## Start AVAILABLE DATA

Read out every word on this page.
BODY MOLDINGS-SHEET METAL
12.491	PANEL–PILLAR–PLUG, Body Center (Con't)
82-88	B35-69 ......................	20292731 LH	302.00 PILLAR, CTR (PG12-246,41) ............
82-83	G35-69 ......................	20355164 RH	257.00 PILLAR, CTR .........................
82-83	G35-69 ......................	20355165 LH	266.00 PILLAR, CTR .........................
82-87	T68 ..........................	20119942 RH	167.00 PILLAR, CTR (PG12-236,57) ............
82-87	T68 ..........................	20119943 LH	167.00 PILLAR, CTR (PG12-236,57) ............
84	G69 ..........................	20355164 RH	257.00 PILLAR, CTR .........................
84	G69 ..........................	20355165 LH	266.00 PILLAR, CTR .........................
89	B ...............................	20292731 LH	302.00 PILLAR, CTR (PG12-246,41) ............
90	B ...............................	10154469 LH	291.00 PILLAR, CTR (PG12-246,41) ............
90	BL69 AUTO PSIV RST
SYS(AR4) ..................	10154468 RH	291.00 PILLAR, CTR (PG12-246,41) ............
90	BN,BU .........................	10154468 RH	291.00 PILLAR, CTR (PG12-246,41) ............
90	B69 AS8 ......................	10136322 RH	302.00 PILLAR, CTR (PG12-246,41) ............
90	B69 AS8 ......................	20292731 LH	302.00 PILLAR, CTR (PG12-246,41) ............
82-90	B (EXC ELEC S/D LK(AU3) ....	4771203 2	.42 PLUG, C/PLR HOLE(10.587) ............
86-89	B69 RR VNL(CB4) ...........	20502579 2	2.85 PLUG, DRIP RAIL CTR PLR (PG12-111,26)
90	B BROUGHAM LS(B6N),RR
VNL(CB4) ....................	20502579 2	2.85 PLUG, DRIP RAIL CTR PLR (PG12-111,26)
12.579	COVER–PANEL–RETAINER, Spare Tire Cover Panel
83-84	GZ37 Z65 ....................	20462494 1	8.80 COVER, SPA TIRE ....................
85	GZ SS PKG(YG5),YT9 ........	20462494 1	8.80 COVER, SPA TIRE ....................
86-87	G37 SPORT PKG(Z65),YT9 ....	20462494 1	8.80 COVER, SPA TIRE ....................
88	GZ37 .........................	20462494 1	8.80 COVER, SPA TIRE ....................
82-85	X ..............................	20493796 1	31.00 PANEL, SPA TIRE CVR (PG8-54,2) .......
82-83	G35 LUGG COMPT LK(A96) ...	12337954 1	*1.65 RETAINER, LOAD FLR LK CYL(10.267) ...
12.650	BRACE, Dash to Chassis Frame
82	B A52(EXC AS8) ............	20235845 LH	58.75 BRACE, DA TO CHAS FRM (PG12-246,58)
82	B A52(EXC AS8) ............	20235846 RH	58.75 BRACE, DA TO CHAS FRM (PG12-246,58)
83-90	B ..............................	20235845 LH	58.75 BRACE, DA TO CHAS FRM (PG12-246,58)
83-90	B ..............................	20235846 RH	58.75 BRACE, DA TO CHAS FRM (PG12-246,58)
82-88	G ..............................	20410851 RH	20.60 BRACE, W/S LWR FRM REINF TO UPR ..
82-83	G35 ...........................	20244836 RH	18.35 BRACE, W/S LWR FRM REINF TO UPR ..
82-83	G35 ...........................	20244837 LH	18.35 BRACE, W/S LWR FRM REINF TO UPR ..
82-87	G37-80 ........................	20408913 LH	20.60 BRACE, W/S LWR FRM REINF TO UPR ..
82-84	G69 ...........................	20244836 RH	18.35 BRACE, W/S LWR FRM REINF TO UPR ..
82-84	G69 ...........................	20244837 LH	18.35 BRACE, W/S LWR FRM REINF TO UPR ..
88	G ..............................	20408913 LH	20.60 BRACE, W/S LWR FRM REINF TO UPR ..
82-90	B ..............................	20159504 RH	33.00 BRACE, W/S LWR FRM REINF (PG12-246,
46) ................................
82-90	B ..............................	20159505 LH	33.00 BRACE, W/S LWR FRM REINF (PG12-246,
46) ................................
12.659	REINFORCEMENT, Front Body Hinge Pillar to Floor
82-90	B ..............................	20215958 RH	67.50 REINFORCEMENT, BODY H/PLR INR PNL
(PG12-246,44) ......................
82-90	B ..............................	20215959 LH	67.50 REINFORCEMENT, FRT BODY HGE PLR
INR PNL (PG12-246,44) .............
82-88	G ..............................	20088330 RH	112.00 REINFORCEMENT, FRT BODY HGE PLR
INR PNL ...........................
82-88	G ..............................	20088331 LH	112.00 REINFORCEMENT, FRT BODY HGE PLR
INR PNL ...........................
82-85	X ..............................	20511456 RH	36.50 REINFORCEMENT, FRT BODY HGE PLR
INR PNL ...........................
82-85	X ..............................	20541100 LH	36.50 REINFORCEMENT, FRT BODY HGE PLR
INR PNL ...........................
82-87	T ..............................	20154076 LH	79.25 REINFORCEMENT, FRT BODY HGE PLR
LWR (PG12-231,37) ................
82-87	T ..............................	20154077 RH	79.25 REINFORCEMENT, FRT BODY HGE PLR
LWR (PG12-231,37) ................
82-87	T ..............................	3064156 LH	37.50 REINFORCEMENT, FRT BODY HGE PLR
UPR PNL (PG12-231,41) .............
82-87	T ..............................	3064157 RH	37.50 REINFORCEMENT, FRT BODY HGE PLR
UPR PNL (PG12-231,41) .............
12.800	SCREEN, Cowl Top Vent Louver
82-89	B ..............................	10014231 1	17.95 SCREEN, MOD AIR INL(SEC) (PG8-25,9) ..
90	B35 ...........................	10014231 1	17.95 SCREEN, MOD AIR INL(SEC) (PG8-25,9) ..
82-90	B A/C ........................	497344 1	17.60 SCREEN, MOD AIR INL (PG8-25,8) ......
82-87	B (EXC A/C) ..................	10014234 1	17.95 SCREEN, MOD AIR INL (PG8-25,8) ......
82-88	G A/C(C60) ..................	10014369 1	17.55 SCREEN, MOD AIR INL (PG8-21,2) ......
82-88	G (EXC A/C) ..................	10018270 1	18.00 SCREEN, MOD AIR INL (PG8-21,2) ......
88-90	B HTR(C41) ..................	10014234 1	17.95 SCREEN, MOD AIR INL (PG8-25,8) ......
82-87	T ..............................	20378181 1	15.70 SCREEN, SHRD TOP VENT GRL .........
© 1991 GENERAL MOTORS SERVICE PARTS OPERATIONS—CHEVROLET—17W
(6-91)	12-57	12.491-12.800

## End AVAILABLE DATA

- PROMPT -
Find the lines containing "PLUG" and list every one of them.

- RESULT FOR THIS TASK -
12.491	PANEL–PILLAR–PLUG, Body Center (Con't)
82-90	B (EXC ELEC S/D LK(AU3) ....	4771203 2	.42 PLUG, C/PLR HOLE(10.587) ............
86-89	B69 RR VNL(CB4) ...........	20502579 2	2.85 PLUG, DRIP RAIL CTR PLR (PG12-111,26)
VNL(CB4) ....................	20502579 2	2.85 PLUG, DRIP RAIL CTR PLR (PG12-111,26)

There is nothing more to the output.